Work to complete: The records below must be duplicated exactly, character for character.

Data supplied:

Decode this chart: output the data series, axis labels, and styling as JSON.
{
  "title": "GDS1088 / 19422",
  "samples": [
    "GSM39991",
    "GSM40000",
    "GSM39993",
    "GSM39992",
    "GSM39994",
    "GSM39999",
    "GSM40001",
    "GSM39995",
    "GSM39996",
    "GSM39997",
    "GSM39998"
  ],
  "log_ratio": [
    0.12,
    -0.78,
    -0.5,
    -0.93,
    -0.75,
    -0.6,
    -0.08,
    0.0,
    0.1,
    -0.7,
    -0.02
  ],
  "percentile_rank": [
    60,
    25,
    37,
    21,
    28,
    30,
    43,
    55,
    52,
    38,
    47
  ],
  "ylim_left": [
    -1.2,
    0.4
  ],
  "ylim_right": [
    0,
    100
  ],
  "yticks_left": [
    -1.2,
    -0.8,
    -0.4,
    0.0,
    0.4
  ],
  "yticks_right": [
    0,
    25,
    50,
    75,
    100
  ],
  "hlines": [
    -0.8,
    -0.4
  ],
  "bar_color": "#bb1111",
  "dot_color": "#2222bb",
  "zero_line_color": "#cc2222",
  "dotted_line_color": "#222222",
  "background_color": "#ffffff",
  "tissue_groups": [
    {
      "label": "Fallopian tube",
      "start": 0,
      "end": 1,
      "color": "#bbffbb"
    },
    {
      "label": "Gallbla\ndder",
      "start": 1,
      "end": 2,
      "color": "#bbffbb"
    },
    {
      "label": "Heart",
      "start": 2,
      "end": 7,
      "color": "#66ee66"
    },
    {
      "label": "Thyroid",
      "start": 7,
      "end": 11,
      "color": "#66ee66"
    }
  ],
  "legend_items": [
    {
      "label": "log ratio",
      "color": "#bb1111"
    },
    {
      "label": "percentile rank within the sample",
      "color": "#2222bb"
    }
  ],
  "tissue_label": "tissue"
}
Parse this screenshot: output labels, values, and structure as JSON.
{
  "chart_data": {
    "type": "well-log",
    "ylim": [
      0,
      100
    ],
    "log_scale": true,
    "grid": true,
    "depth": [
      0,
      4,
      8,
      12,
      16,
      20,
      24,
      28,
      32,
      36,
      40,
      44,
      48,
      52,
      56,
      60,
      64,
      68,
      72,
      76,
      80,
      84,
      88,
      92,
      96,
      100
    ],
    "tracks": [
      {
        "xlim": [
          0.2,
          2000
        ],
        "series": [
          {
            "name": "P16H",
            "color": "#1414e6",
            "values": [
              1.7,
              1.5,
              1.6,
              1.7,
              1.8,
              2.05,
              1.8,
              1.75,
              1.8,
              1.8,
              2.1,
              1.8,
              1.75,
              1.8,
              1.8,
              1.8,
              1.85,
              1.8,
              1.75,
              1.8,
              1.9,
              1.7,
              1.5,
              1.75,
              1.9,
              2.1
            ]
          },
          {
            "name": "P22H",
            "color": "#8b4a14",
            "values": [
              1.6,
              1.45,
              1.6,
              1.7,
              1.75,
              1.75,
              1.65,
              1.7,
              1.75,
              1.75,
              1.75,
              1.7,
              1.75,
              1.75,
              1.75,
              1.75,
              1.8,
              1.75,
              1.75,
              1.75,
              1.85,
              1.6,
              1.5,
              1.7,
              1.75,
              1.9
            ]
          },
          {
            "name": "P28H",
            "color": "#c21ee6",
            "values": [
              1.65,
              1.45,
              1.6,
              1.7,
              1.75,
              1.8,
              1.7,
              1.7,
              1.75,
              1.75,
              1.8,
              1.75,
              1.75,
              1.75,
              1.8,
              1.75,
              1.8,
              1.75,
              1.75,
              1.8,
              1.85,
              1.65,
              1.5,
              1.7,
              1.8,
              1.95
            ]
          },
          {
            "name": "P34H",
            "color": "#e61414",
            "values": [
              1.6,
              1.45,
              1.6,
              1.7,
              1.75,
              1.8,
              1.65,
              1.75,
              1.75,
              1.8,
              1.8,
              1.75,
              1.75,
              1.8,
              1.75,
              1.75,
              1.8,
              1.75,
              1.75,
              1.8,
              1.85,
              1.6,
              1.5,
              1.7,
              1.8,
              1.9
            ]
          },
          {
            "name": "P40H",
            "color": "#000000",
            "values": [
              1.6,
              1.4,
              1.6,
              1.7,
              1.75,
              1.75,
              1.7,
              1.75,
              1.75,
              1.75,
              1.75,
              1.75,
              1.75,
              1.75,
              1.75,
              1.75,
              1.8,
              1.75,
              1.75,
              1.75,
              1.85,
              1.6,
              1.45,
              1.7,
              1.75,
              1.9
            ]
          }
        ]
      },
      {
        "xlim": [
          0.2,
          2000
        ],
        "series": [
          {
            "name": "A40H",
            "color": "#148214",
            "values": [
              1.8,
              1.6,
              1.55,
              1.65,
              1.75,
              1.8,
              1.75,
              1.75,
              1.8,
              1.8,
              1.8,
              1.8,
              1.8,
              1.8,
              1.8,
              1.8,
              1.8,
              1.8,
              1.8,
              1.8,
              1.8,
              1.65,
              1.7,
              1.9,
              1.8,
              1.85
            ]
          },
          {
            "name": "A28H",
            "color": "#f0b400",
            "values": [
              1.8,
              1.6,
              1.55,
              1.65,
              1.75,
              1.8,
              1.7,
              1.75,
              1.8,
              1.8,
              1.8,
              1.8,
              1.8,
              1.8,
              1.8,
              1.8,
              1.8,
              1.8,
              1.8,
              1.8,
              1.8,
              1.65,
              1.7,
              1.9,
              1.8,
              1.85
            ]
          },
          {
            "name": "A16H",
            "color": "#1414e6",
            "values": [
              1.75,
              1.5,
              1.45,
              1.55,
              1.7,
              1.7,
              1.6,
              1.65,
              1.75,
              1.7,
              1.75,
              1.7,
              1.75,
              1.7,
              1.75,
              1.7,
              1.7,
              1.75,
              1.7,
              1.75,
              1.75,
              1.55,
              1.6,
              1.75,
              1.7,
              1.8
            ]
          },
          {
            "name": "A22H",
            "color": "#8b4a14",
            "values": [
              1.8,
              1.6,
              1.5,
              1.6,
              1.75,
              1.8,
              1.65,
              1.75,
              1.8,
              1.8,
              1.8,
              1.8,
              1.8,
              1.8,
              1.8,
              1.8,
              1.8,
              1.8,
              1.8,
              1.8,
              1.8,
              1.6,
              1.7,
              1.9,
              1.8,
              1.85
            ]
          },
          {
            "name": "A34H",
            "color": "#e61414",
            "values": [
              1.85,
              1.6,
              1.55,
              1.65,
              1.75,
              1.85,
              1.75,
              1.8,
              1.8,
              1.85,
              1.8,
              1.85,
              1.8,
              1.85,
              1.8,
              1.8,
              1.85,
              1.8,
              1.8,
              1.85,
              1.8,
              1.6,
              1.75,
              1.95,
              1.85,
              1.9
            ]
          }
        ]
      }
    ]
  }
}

Solution to the exercise:
Decode this chart: output the data series, axis labels, and styling as JSON.
{
  "title": "GDS1088 / 19422",
  "samples": [
    "GSM39991",
    "GSM40000",
    "GSM39993",
    "GSM39992",
    "GSM39994",
    "GSM39999",
    "GSM40001",
    "GSM39995",
    "GSM39996",
    "GSM39997",
    "GSM39998"
  ],
  "log_ratio": [
    0.12,
    -0.78,
    -0.5,
    -0.93,
    -0.75,
    -0.6,
    -0.08,
    0.0,
    0.1,
    -0.7,
    -0.02
  ],
  "percentile_rank": [
    60,
    25,
    37,
    21,
    28,
    30,
    43,
    55,
    52,
    38,
    47
  ],
  "ylim_left": [
    -1.2,
    0.4
  ],
  "ylim_right": [
    0,
    100
  ],
  "yticks_left": [
    -1.2,
    -0.8,
    -0.4,
    0.0,
    0.4
  ],
  "yticks_right": [
    0,
    25,
    50,
    75,
    100
  ],
  "hlines": [
    -0.8,
    -0.4
  ],
  "bar_color": "#bb1111",
  "dot_color": "#2222bb",
  "zero_line_color": "#cc2222",
  "dotted_line_color": "#222222",
  "background_color": "#ffffff",
  "tissue_groups": [
    {
      "label": "Fallopian tube",
      "start": 0,
      "end": 1,
      "color": "#bbffbb"
    },
    {
      "label": "Gallbla\ndder",
      "start": 1,
      "end": 2,
      "color": "#bbffbb"
    },
    {
      "label": "Heart",
      "start": 2,
      "end": 7,
      "color": "#66ee66"
    },
    {
      "label": "Thyroid",
      "start": 7,
      "end": 11,
      "color": "#66ee66"
    }
  ],
  "legend_items": [
    {
      "label": "log ratio",
      "color": "#bb1111"
    },
    {
      "label": "percentile rank within the sample",
      "color": "#2222bb"
    }
  ],
  "tissue_label": "tissue"
}
Parse this screenshot: output labels, values, and structure as JSON.
{
  "chart_data": {
    "type": "well-log",
    "ylim": [
      0,
      100
    ],
    "log_scale": true,
    "grid": true,
    "depth": [
      0,
      4,
      8,
      12,
      16,
      20,
      24,
      28,
      32,
      36,
      40,
      44,
      48,
      52,
      56,
      60,
      64,
      68,
      72,
      76,
      80,
      84,
      88,
      92,
      96,
      100
    ],
    "tracks": [
      {
        "xlim": [
          0.2,
          2000
        ],
        "series": [
          {
            "name": "P16H",
            "color": "#1414e6",
            "values": [
              1.7,
              1.5,
              1.6,
              1.7,
              1.8,
              2.05,
              1.8,
              1.75,
              1.8,
              1.8,
              2.1,
              1.8,
              1.75,
              1.8,
              1.8,
              1.8,
              1.85,
              1.8,
              1.75,
              1.8,
              1.9,
              1.7,
              1.5,
              1.75,
              1.9,
              2.1
            ]
          },
          {
            "name": "P22H",
            "color": "#8b4a14",
            "values": [
              1.6,
              1.45,
              1.6,
              1.7,
              1.75,
              1.75,
              1.65,
              1.7,
              1.75,
              1.75,
              1.75,
              1.7,
              1.75,
              1.75,
              1.75,
              1.75,
              1.8,
              1.75,
              1.75,
              1.75,
              1.85,
              1.6,
              1.5,
              1.7,
              1.75,
              1.9
            ]
          },
          {
            "name": "P28H",
            "color": "#c21ee6",
            "values": [
              1.65,
              1.45,
              1.6,
              1.7,
              1.75,
              1.8,
              1.7,
              1.7,
              1.75,
              1.75,
              1.8,
              1.75,
              1.75,
              1.75,
              1.8,
              1.75,
              1.8,
              1.75,
              1.75,
              1.8,
              1.85,
              1.65,
              1.5,
              1.7,
              1.8,
              1.95
            ]
          },
          {
            "name": "P34H",
            "color": "#e61414",
            "values": [
              1.6,
              1.45,
              1.6,
              1.7,
              1.75,
              1.8,
              1.65,
              1.75,
              1.75,
              1.8,
              1.8,
              1.75,
              1.75,
              1.8,
              1.75,
              1.75,
              1.8,
              1.75,
              1.75,
              1.8,
              1.85,
              1.6,
              1.5,
              1.7,
              1.8,
              1.9
            ]
          },
          {
            "name": "P40H",
            "color": "#000000",
            "values": [
              1.6,
              1.4,
              1.6,
              1.7,
              1.75,
              1.75,
              1.7,
              1.75,
              1.75,
              1.75,
              1.75,
              1.75,
              1.75,
              1.75,
              1.75,
              1.75,
              1.8,
              1.75,
              1.75,
              1.75,
              1.85,
              1.6,
              1.45,
              1.7,
              1.75,
              1.9
            ]
          }
        ]
      },
      {
        "xlim": [
          0.2,
          2000
        ],
        "series": [
          {
            "name": "A40H",
            "color": "#148214",
            "values": [
              1.8,
              1.6,
              1.55,
              1.65,
              1.75,
              1.8,
              1.75,
              1.75,
              1.8,
              1.8,
              1.8,
              1.8,
              1.8,
              1.8,
              1.8,
              1.8,
              1.8,
              1.8,
              1.8,
              1.8,
              1.8,
              1.65,
              1.7,
              1.9,
              1.8,
              1.85
            ]
          },
          {
            "name": "A28H",
            "color": "#f0b400",
            "values": [
              1.8,
              1.6,
              1.55,
              1.65,
              1.75,
              1.8,
              1.7,
              1.75,
              1.8,
              1.8,
              1.8,
              1.8,
              1.8,
              1.8,
              1.8,
              1.8,
              1.8,
              1.8,
              1.8,
              1.8,
              1.8,
              1.65,
              1.7,
              1.9,
              1.8,
              1.85
            ]
          },
          {
            "name": "A16H",
            "color": "#1414e6",
            "values": [
              1.75,
              1.5,
              1.45,
              1.55,
              1.7,
              1.7,
              1.6,
              1.65,
              1.75,
              1.7,
              1.75,
              1.7,
              1.75,
              1.7,
              1.75,
              1.7,
              1.7,
              1.75,
              1.7,
              1.75,
              1.75,
              1.55,
              1.6,
              1.75,
              1.7,
              1.8
            ]
          },
          {
            "name": "A22H",
            "color": "#8b4a14",
            "values": [
              1.8,
              1.6,
              1.5,
              1.6,
              1.75,
              1.8,
              1.65,
              1.75,
              1.8,
              1.8,
              1.8,
              1.8,
              1.8,
              1.8,
              1.8,
              1.8,
              1.8,
              1.8,
              1.8,
              1.8,
              1.8,
              1.6,
              1.7,
              1.9,
              1.8,
              1.85
            ]
          },
          {
            "name": "A34H",
            "color": "#e61414",
            "values": [
              1.85,
              1.6,
              1.55,
              1.65,
              1.75,
              1.85,
              1.75,
              1.8,
              1.8,
              1.85,
              1.8,
              1.85,
              1.8,
              1.85,
              1.8,
              1.8,
              1.85,
              1.8,
              1.8,
              1.85,
              1.8,
              1.6,
              1.75,
              1.95,
              1.85,
              1.9
            ]
          }
        ]
      }
    ]
  }
}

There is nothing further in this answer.